- _PROBLEM TO SOLVE_
Return each line of the data below verbatim; pictures are to be left out.

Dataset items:
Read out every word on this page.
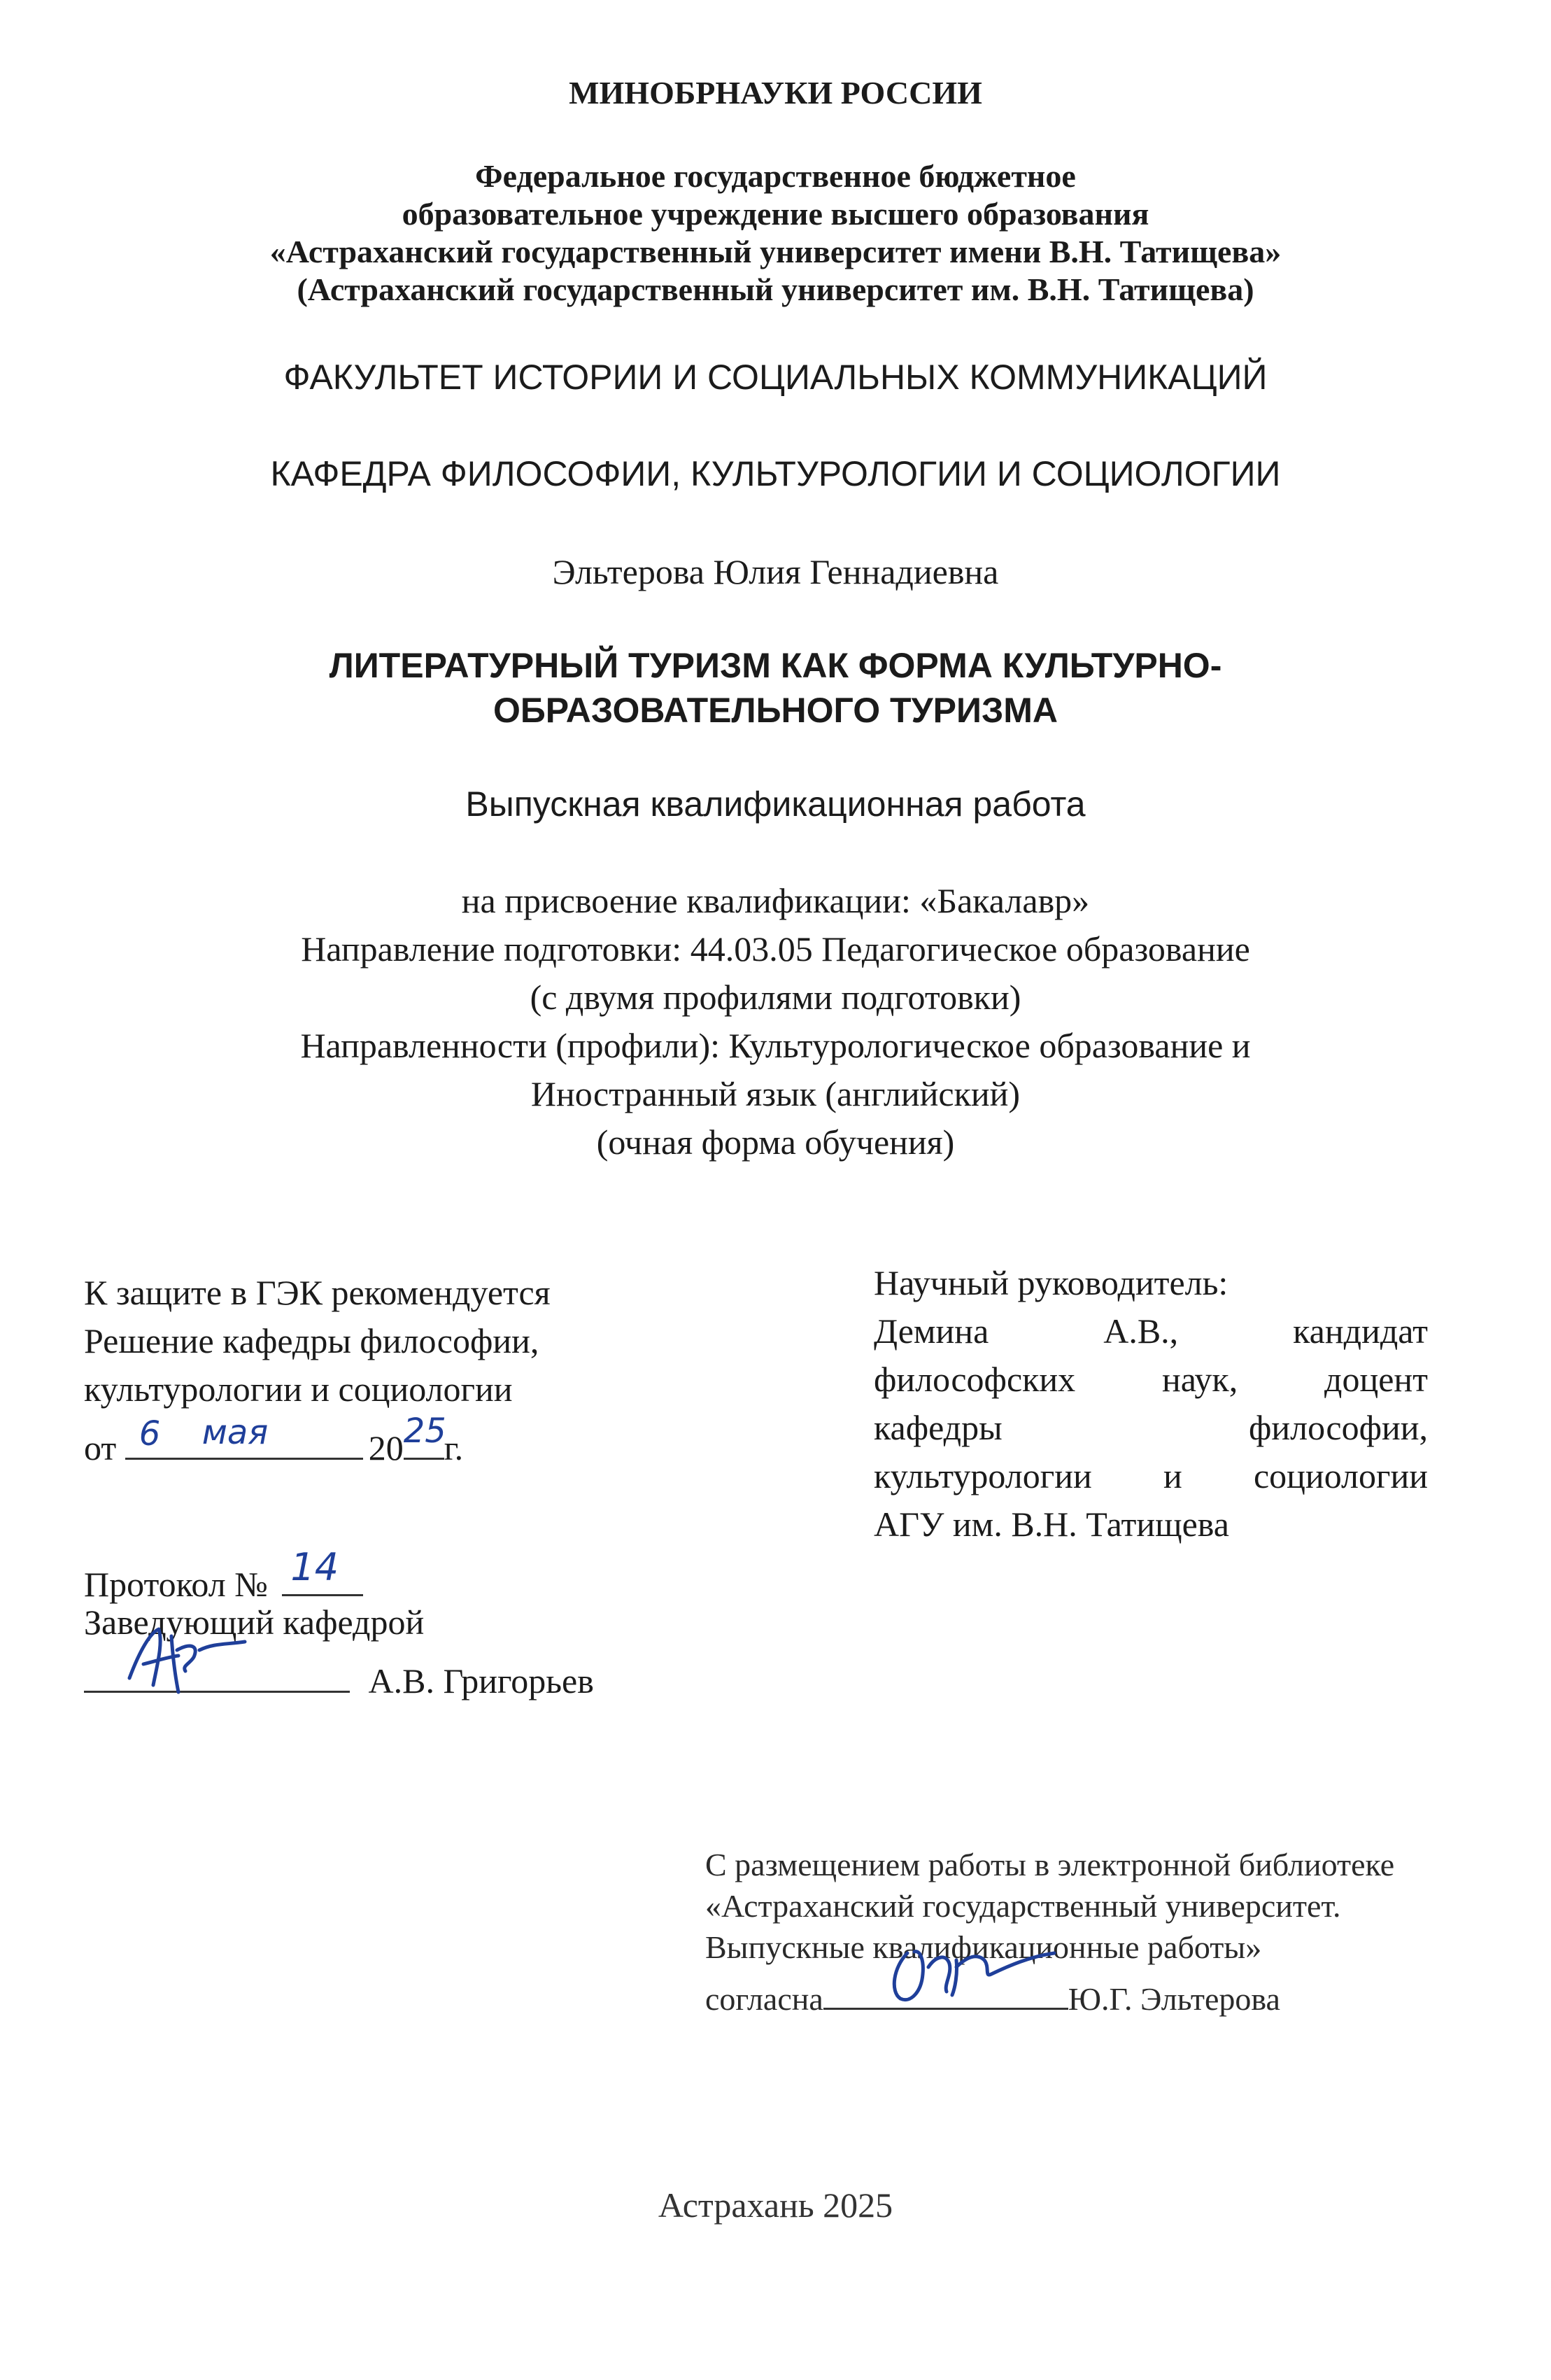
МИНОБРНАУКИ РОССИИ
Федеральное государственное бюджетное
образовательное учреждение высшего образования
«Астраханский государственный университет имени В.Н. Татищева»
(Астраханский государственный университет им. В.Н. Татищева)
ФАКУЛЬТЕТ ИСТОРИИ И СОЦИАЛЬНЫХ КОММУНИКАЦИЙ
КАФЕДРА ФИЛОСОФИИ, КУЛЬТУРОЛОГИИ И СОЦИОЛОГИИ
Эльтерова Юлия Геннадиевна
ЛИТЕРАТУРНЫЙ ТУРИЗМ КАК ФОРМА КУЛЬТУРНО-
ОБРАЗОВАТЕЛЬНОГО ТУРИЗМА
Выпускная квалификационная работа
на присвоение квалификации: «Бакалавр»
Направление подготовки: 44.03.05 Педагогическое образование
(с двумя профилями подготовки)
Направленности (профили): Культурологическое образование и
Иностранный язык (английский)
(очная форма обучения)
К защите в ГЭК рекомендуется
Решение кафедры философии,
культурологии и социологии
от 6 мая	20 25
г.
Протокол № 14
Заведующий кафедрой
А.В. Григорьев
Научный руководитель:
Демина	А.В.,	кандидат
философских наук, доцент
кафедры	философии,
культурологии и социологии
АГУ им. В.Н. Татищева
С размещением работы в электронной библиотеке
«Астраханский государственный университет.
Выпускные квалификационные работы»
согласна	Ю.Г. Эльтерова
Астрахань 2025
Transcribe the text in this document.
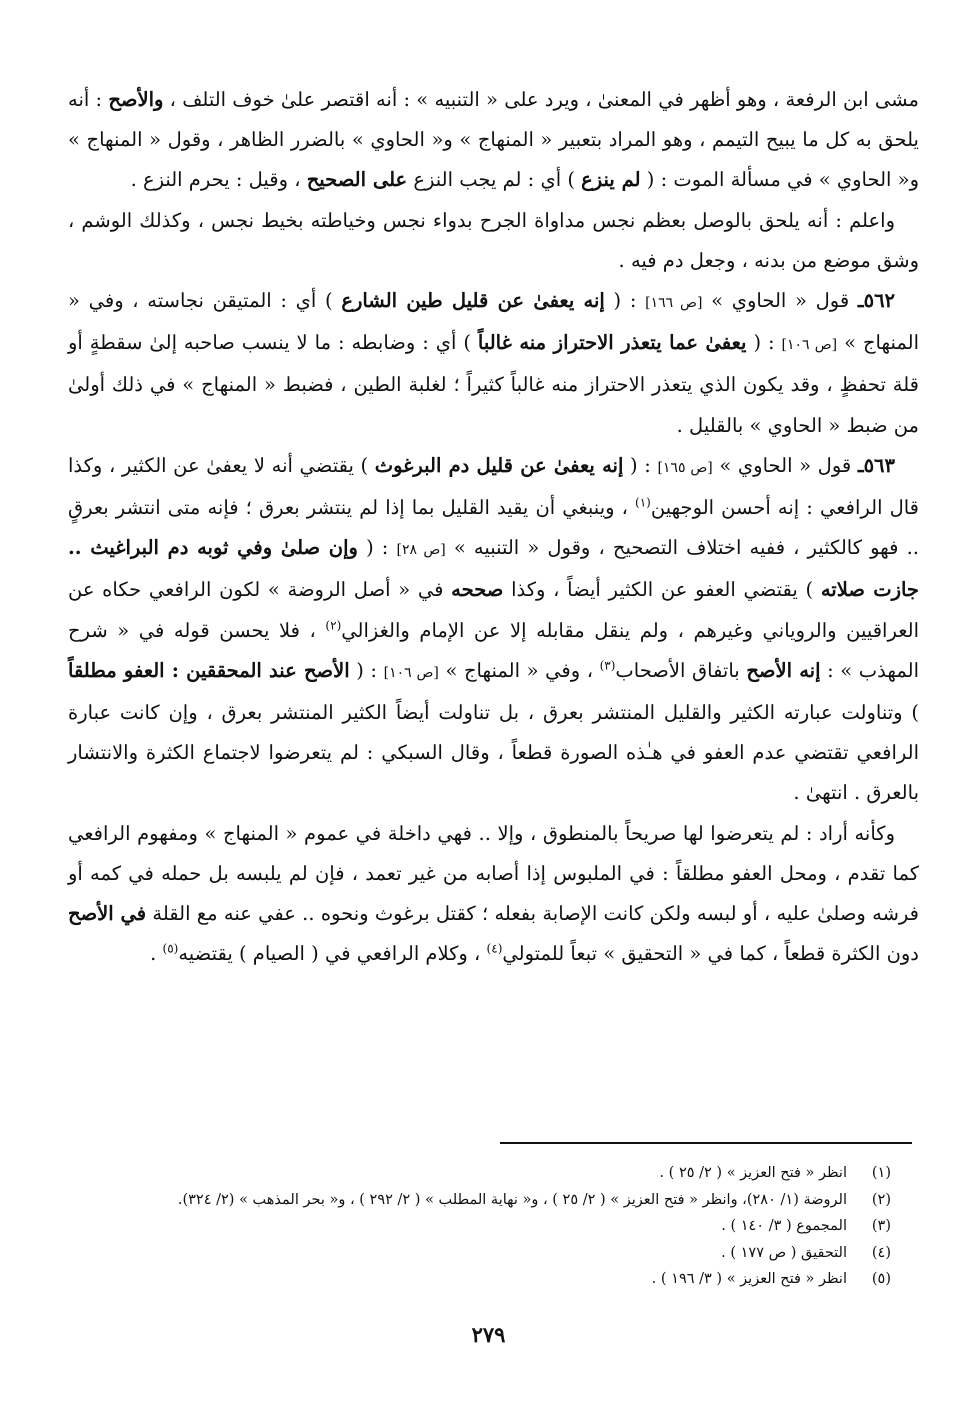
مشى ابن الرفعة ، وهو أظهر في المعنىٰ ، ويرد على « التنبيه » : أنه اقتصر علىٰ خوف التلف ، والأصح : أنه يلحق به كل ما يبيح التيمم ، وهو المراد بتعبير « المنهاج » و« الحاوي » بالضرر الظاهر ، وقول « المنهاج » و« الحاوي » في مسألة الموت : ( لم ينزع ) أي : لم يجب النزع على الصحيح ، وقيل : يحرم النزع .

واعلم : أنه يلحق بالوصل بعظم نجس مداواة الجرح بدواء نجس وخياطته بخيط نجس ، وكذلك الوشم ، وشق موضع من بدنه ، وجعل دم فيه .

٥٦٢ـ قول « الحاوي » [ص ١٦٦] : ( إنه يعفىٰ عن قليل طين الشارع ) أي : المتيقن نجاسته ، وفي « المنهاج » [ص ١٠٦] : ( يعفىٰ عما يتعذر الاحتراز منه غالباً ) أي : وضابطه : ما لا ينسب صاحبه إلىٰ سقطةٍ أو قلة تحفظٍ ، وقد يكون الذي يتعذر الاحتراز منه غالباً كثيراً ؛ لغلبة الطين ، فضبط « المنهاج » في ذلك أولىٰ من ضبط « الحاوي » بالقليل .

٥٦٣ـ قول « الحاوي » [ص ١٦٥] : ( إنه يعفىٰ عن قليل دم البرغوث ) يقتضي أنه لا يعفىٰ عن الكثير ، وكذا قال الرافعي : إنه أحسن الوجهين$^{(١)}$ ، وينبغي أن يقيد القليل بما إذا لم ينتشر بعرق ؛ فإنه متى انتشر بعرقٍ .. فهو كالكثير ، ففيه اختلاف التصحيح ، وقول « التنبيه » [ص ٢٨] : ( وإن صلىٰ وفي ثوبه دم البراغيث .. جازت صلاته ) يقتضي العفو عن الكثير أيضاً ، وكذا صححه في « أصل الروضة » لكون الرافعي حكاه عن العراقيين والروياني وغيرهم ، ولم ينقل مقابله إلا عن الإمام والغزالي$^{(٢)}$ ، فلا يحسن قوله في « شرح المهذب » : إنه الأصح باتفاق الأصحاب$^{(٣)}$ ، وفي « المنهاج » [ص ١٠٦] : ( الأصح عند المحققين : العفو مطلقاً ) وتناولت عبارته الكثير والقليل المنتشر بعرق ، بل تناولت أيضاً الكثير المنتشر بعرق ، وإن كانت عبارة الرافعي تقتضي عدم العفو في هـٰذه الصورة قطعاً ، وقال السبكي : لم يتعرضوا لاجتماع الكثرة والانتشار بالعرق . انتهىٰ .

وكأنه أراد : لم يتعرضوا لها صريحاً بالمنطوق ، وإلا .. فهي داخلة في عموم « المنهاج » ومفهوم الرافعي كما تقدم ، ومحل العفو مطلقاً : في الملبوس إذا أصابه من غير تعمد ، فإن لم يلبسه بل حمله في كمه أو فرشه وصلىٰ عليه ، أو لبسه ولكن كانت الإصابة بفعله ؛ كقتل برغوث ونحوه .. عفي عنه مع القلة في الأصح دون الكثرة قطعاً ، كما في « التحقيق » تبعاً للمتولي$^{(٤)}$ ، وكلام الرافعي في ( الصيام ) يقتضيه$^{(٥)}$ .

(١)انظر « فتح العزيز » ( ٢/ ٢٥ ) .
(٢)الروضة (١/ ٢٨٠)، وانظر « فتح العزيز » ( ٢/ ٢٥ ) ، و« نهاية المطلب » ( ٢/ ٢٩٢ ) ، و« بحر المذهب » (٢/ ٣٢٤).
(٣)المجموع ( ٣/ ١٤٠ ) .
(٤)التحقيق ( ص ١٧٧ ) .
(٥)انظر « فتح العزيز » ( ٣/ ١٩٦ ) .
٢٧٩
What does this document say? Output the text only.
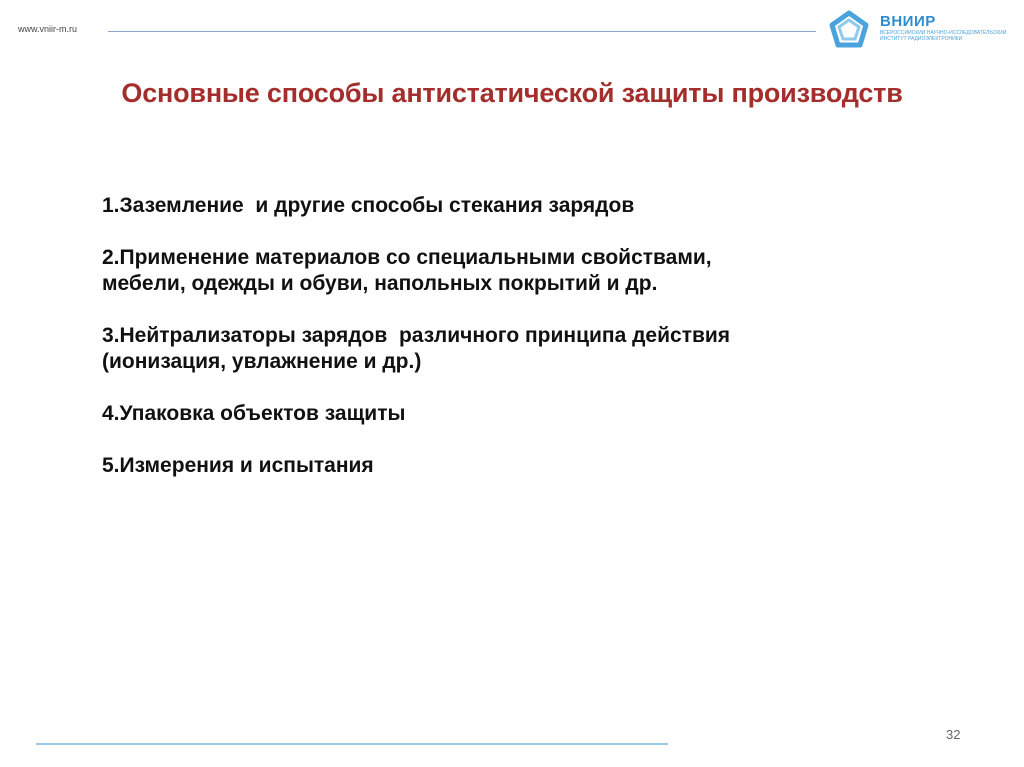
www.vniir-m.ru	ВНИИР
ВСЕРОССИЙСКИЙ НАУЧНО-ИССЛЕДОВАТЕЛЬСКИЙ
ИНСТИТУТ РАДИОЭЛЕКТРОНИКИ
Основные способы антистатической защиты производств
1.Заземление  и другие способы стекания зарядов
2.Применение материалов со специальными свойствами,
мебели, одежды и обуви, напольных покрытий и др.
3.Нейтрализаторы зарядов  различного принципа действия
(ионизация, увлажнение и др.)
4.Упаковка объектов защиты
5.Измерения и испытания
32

- _WRITTEN REPLY_
Read out every word on this page.
МИНОБРНАУКИ РОССИИ
Федеральное государственное бюджетное
образовательное учреждение высшего образования
«Астраханский государственный университет имени В.Н. Татищева»
(Астраханский государственный университет им. В.Н. Татищева)
ФАКУЛЬТЕТ ИСТОРИИ И СОЦИАЛЬНЫХ КОММУНИКАЦИЙ
КАФЕДРА ФИЛОСОФИИ, КУЛЬТУРОЛОГИИ И СОЦИОЛОГИИ
Эльтерова Юлия Геннадиевна
ЛИТЕРАТУРНЫЙ ТУРИЗМ КАК ФОРМА КУЛЬТУРНО-
ОБРАЗОВАТЕЛЬНОГО ТУРИЗМА
Выпускная квалификационная работа
на присвоение квалификации: «Бакалавр»
Направление подготовки: 44.03.05 Педагогическое образование
(с двумя профилями подготовки)
Направленности (профили): Культурологическое образование и
Иностранный язык (английский)
(очная форма обучения)
К защите в ГЭК рекомендуется
Решение кафедры философии,
культурологии и социологии
от 6 мая	20 25
г.
Протокол № 14
Заведующий кафедрой
А.В. Григорьев
Научный руководитель:
Демина	А.В.,	кандидат
философских наук, доцент
кафедры	философии,
культурологии и социологии
АГУ им. В.Н. Татищева
С размещением работы в электронной библиотеке
«Астраханский государственный университет.
Выпускные квалификационные работы»
согласна	Ю.Г. Эльтерова
Астрахань 2025
Transcribe the text in this document.
مشى ابن الرفعة ، وهو أظهر في المعنىٰ ، ويرد على « التنبيه » : أنه اقتصر علىٰ خوف التلف ، والأصح : أنه يلحق به كل ما يبيح التيمم ، وهو المراد بتعبير « المنهاج » و« الحاوي » بالضرر الظاهر ، وقول « المنهاج » و« الحاوي » في مسألة الموت : ( لم ينزع ) أي : لم يجب النزع على الصحيح ، وقيل : يحرم النزع .

واعلم : أنه يلحق بالوصل بعظم نجس مداواة الجرح بدواء نجس وخياطته بخيط نجس ، وكذلك الوشم ، وشق موضع من بدنه ، وجعل دم فيه .

٥٦٢ـ قول « الحاوي » [ص ١٦٦] : ( إنه يعفىٰ عن قليل طين الشارع ) أي : المتيقن نجاسته ، وفي « المنهاج » [ص ١٠٦] : ( يعفىٰ عما يتعذر الاحتراز منه غالباً ) أي : وضابطه : ما لا ينسب صاحبه إلىٰ سقطةٍ أو قلة تحفظٍ ، وقد يكون الذي يتعذر الاحتراز منه غالباً كثيراً ؛ لغلبة الطين ، فضبط « المنهاج » في ذلك أولىٰ من ضبط « الحاوي » بالقليل .

٥٦٣ـ قول « الحاوي » [ص ١٦٥] : ( إنه يعفىٰ عن قليل دم البرغوث ) يقتضي أنه لا يعفىٰ عن الكثير ، وكذا قال الرافعي : إنه أحسن الوجهين$^{(١)}$ ، وينبغي أن يقيد القليل بما إذا لم ينتشر بعرق ؛ فإنه متى انتشر بعرقٍ .. فهو كالكثير ، ففيه اختلاف التصحيح ، وقول « التنبيه » [ص ٢٨] : ( وإن صلىٰ وفي ثوبه دم البراغيث .. جازت صلاته ) يقتضي العفو عن الكثير أيضاً ، وكذا صححه في « أصل الروضة » لكون الرافعي حكاه عن العراقيين والروياني وغيرهم ، ولم ينقل مقابله إلا عن الإمام والغزالي$^{(٢)}$ ، فلا يحسن قوله في « شرح المهذب » : إنه الأصح باتفاق الأصحاب$^{(٣)}$ ، وفي « المنهاج » [ص ١٠٦] : ( الأصح عند المحققين : العفو مطلقاً ) وتناولت عبارته الكثير والقليل المنتشر بعرق ، بل تناولت أيضاً الكثير المنتشر بعرق ، وإن كانت عبارة الرافعي تقتضي عدم العفو في هـٰذه الصورة قطعاً ، وقال السبكي : لم يتعرضوا لاجتماع الكثرة والانتشار بالعرق . انتهىٰ .

وكأنه أراد : لم يتعرضوا لها صريحاً بالمنطوق ، وإلا .. فهي داخلة في عموم « المنهاج » ومفهوم الرافعي كما تقدم ، ومحل العفو مطلقاً : في الملبوس إذا أصابه من غير تعمد ، فإن لم يلبسه بل حمله في كمه أو فرشه وصلىٰ عليه ، أو لبسه ولكن كانت الإصابة بفعله ؛ كقتل برغوث ونحوه .. عفي عنه مع القلة في الأصح دون الكثرة قطعاً ، كما في « التحقيق » تبعاً للمتولي$^{(٤)}$ ، وكلام الرافعي في ( الصيام ) يقتضيه$^{(٥)}$ .

(١)انظر « فتح العزيز » ( ٢/ ٢٥ ) .
(٢)الروضة (١/ ٢٨٠)، وانظر « فتح العزيز » ( ٢/ ٢٥ ) ، و« نهاية المطلب » ( ٢/ ٢٩٢ ) ، و« بحر المذهب » (٢/ ٣٢٤).
(٣)المجموع ( ٣/ ١٤٠ ) .
(٤)التحقيق ( ص ١٧٧ ) .
(٥)انظر « فتح العزيز » ( ٣/ ١٩٦ ) .
٢٧٩
What does this document say? Output the text only.
www.vniir-m.ru	ВНИИР
ВСЕРОССИЙСКИЙ НАУЧНО-ИССЛЕДОВАТЕЛЬСКИЙ
ИНСТИТУТ РАДИОЭЛЕКТРОНИКИ
Основные способы антистатической защиты производств
1.Заземление  и другие способы стекания зарядов
2.Применение материалов со специальными свойствами,
мебели, одежды и обуви, напольных покрытий и др.
3.Нейтрализаторы зарядов  различного принципа действия
(ионизация, увлажнение и др.)
4.Упаковка объектов защиты
5.Измерения и испытания
32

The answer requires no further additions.